◆ **SUPPLIED MATERIAL**

+ + + + +

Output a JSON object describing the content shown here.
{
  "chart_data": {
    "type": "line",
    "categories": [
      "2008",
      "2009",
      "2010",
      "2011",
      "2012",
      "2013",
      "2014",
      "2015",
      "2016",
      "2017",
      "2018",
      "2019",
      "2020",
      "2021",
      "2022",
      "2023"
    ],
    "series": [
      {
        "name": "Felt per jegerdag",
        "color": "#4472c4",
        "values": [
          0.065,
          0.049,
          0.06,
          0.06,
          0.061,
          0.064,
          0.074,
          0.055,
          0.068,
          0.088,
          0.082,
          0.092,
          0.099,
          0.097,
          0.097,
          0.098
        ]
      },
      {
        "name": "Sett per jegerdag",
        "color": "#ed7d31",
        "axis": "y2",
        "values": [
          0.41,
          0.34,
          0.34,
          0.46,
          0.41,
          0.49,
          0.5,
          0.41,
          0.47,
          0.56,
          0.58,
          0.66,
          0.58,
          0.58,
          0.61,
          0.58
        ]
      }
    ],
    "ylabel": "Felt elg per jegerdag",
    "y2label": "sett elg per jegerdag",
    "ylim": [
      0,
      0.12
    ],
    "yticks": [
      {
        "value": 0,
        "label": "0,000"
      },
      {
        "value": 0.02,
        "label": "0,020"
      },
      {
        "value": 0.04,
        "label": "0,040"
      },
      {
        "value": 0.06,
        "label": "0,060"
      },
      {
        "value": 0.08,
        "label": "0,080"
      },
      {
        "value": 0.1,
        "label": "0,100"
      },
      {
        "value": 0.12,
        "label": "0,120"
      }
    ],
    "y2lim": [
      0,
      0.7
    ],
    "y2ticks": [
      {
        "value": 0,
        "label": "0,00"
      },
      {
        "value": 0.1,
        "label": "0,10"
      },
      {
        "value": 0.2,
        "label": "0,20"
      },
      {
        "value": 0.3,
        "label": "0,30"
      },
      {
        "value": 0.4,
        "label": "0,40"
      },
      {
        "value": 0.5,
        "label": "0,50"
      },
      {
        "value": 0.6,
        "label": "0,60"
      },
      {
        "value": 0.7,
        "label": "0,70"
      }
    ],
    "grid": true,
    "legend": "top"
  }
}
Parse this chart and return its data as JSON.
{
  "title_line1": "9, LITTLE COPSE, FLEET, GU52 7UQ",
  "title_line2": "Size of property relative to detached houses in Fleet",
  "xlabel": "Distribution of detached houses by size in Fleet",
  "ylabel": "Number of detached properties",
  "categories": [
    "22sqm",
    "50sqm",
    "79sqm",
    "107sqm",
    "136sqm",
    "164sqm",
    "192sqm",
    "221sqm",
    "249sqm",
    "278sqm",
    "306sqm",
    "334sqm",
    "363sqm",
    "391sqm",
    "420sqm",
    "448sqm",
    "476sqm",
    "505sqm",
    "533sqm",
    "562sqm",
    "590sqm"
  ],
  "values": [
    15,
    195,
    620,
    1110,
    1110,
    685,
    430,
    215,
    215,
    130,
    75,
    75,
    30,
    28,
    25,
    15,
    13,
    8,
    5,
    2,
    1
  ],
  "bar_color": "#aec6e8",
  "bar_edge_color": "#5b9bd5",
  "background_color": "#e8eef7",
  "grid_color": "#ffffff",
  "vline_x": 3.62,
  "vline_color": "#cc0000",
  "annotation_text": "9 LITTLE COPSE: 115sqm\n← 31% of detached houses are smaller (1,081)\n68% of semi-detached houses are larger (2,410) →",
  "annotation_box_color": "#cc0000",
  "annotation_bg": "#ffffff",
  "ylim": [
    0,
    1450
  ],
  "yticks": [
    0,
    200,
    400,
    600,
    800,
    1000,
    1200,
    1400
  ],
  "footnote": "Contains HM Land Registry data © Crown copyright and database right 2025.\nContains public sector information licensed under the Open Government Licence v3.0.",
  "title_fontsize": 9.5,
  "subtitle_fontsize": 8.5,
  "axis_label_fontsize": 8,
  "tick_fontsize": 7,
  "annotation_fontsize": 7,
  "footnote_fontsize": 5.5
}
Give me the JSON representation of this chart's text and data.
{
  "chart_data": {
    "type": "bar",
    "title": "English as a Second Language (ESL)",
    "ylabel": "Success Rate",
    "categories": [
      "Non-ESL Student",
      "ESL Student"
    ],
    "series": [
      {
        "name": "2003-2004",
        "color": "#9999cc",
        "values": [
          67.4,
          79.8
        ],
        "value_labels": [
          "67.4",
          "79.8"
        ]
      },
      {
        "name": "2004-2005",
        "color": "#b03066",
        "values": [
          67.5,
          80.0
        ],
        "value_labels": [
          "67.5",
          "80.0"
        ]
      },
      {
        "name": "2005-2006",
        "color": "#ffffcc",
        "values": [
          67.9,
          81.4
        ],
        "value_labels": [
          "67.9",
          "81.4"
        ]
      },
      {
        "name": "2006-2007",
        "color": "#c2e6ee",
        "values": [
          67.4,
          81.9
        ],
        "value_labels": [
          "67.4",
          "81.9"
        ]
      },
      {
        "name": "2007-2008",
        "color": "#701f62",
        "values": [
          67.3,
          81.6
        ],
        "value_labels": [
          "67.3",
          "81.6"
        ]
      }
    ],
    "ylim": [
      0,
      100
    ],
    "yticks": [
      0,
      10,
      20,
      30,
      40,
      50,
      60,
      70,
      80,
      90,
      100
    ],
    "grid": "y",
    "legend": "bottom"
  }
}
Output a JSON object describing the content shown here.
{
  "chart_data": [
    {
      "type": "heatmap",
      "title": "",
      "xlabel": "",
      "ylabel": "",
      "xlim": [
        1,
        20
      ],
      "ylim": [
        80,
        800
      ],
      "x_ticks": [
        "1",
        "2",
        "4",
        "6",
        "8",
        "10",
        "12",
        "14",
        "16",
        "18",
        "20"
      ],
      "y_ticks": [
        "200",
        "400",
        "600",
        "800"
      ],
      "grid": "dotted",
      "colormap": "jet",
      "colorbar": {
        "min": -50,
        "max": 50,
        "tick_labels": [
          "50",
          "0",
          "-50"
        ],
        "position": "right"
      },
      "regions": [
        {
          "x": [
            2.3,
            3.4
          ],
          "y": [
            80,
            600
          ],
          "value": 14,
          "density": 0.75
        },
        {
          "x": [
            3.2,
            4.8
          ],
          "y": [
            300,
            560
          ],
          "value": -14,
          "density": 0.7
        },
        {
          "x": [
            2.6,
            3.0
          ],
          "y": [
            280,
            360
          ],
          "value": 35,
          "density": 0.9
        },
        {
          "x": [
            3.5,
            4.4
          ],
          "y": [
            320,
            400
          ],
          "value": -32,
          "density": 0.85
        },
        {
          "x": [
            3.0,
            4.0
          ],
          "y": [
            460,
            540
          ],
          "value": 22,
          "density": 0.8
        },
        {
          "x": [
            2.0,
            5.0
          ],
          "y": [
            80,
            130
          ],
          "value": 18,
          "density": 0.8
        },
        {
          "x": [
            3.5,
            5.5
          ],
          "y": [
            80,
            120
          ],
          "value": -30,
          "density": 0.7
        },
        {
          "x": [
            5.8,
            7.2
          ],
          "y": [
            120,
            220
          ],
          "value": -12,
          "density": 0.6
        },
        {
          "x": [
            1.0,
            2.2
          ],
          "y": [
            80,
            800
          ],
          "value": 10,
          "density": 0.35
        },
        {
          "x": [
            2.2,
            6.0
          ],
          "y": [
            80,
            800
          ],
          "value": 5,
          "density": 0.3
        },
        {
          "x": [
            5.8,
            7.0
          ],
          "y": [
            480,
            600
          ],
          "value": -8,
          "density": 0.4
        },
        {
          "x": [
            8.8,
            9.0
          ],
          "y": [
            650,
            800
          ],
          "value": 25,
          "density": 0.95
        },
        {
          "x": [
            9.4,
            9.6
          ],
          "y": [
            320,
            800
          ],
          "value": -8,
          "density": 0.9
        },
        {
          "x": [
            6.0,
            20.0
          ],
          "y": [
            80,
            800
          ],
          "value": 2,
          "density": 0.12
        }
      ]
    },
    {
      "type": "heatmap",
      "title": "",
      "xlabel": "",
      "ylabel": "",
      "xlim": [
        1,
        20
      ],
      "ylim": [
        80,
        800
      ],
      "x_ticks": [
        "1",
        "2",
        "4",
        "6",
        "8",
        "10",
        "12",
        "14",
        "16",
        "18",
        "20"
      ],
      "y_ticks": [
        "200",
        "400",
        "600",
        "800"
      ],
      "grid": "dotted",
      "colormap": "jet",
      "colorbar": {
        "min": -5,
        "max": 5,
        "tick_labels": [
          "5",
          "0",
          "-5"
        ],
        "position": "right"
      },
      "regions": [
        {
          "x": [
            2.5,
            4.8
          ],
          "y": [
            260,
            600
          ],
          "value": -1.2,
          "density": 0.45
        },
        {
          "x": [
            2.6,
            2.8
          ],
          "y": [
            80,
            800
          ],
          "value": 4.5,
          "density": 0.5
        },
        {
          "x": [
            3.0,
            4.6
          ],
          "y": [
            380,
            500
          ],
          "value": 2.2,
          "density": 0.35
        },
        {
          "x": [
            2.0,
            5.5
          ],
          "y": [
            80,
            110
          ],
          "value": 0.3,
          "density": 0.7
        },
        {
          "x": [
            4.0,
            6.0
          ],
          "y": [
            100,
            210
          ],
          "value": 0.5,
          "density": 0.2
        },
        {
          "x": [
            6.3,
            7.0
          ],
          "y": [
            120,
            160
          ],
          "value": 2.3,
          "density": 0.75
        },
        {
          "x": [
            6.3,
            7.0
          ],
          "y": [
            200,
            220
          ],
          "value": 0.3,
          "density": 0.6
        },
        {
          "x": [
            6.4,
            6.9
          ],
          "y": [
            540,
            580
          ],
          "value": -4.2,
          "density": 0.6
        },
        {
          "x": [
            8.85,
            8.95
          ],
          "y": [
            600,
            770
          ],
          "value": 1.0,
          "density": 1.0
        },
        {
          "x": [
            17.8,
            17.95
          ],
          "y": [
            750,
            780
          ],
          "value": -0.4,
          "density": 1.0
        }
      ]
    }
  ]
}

+ + + + +

◆ **WRITTEN EXERCISE**
Report how many lines of the listing hold the string "JSON", giving only the number.

◆ **SOLUTION**
4